== Problem ==
What follows is a block of records; reproduce all of it verbatim.

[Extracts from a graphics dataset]

################

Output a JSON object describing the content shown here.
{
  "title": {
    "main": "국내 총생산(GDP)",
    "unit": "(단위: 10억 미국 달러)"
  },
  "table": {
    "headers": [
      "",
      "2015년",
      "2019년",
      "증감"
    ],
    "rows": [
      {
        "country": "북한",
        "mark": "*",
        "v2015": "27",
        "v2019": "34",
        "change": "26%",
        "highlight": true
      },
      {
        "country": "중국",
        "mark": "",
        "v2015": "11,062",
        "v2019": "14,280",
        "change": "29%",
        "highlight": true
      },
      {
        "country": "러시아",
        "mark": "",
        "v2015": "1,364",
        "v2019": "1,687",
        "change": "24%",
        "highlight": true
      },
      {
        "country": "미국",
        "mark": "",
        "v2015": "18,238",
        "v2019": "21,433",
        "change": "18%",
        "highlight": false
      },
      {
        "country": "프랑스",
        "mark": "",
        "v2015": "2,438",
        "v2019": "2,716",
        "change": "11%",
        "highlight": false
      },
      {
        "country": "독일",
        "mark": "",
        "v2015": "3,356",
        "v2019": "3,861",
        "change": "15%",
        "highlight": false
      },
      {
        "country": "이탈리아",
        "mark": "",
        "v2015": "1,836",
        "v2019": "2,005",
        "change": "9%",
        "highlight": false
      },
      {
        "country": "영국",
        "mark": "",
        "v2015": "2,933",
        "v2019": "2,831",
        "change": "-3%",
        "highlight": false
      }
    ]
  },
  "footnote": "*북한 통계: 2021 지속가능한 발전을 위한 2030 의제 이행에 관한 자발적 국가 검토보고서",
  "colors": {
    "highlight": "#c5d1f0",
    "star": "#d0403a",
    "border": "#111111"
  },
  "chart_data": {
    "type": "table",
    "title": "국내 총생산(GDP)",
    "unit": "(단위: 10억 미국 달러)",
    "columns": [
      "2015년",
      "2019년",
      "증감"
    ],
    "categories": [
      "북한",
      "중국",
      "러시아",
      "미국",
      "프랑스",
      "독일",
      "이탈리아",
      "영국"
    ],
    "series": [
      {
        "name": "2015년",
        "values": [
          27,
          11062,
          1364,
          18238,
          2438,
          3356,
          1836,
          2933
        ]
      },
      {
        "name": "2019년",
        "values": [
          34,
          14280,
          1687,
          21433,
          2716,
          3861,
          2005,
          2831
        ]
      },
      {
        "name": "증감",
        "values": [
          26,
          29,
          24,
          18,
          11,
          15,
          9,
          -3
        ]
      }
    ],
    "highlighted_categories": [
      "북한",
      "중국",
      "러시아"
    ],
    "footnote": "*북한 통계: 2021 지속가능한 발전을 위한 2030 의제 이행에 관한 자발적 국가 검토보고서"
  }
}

################

== Solution for this task ==
Output a JSON object describing the content shown here.
{
  "title": {
    "main": "국내 총생산(GDP)",
    "unit": "(단위: 10억 미국 달러)"
  },
  "table": {
    "headers": [
      "",
      "2015년",
      "2019년",
      "증감"
    ],
    "rows": [
      {
        "country": "북한",
        "mark": "*",
        "v2015": "27",
        "v2019": "34",
        "change": "26%",
        "highlight": true
      },
      {
        "country": "중국",
        "mark": "",
        "v2015": "11,062",
        "v2019": "14,280",
        "change": "29%",
        "highlight": true
      },
      {
        "country": "러시아",
        "mark": "",
        "v2015": "1,364",
        "v2019": "1,687",
        "change": "24%",
        "highlight": true
      },
      {
        "country": "미국",
        "mark": "",
        "v2015": "18,238",
        "v2019": "21,433",
        "change": "18%",
        "highlight": false
      },
      {
        "country": "프랑스",
        "mark": "",
        "v2015": "2,438",
        "v2019": "2,716",
        "change": "11%",
        "highlight": false
      },
      {
        "country": "독일",
        "mark": "",
        "v2015": "3,356",
        "v2019": "3,861",
        "change": "15%",
        "highlight": false
      },
      {
        "country": "이탈리아",
        "mark": "",
        "v2015": "1,836",
        "v2019": "2,005",
        "change": "9%",
        "highlight": false
      },
      {
        "country": "영국",
        "mark": "",
        "v2015": "2,933",
        "v2019": "2,831",
        "change": "-3%",
        "highlight": false
      }
    ]
  },
  "footnote": "*북한 통계: 2021 지속가능한 발전을 위한 2030 의제 이행에 관한 자발적 국가 검토보고서",
  "colors": {
    "highlight": "#c5d1f0",
    "star": "#d0403a",
    "border": "#111111"
  },
  "chart_data": {
    "type": "table",
    "title": "국내 총생산(GDP)",
    "unit": "(단위: 10억 미국 달러)",
    "columns": [
      "2015년",
      "2019년",
      "증감"
    ],
    "categories": [
      "북한",
      "중국",
      "러시아",
      "미국",
      "프랑스",
      "독일",
      "이탈리아",
      "영국"
    ],
    "series": [
      {
        "name": "2015년",
        "values": [
          27,
          11062,
          1364,
          18238,
          2438,
          3356,
          1836,
          2933
        ]
      },
      {
        "name": "2019년",
        "values": [
          34,
          14280,
          1687,
          21433,
          2716,
          3861,
          2005,
          2831
        ]
      },
      {
        "name": "증감",
        "values": [
          26,
          29,
          24,
          18,
          11,
          15,
          9,
          -3
        ]
      }
    ],
    "highlighted_categories": [
      "북한",
      "중국",
      "러시아"
    ],
    "footnote": "*북한 통계: 2021 지속가능한 발전을 위한 2030 의제 이행에 관한 자발적 국가 검토보고서"
  }
}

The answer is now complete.